== Work to complete ==
Note how many lines hold "usecaseId" and report that number by itself.
┄┄┄┄┄┄┄┄┄┄
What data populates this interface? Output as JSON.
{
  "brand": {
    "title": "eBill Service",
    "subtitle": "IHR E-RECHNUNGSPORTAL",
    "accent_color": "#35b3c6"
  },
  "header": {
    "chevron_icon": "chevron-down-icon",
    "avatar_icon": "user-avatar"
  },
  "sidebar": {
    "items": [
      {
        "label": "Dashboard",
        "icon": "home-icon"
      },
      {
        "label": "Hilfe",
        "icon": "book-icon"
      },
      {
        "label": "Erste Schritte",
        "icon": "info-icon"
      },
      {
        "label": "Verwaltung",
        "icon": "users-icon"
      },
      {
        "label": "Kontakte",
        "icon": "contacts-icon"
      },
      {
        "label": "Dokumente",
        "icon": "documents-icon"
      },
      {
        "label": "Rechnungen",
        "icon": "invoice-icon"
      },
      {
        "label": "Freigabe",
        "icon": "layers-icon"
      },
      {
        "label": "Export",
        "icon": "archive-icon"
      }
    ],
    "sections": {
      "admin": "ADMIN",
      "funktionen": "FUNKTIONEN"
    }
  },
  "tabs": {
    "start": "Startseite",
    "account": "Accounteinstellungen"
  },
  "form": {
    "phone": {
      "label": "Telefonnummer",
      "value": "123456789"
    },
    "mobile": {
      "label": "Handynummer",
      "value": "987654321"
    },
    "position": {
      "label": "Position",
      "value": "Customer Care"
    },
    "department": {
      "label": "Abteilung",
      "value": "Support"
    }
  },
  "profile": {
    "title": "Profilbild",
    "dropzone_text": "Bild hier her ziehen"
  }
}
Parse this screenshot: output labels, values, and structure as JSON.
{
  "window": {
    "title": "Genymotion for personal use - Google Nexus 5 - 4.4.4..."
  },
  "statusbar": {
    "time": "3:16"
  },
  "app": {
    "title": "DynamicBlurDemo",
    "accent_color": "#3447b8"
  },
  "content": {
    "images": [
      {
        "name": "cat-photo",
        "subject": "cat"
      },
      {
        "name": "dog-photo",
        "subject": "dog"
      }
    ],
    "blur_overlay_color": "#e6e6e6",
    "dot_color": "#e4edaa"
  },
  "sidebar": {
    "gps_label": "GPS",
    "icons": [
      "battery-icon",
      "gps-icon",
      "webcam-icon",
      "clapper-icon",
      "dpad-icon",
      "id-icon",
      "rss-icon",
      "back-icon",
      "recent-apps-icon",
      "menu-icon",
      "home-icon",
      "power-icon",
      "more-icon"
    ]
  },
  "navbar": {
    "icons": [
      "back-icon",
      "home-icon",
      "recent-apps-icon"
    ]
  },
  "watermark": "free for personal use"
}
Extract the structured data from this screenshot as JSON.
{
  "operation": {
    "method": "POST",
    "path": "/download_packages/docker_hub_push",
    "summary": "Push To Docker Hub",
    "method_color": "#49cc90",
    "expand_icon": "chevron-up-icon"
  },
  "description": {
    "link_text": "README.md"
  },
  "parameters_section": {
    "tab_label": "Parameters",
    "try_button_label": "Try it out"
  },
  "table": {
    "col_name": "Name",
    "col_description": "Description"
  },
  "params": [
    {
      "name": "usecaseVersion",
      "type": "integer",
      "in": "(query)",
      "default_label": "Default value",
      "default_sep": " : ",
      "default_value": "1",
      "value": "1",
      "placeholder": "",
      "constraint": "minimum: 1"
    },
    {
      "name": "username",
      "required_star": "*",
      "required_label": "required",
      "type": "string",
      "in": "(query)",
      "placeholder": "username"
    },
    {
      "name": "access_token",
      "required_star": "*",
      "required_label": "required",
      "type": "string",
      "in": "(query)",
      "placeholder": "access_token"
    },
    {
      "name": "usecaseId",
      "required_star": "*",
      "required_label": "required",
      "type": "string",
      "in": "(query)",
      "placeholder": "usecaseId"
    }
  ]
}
┄┄┄┄┄┄┄┄┄┄
== Finished answer ==
2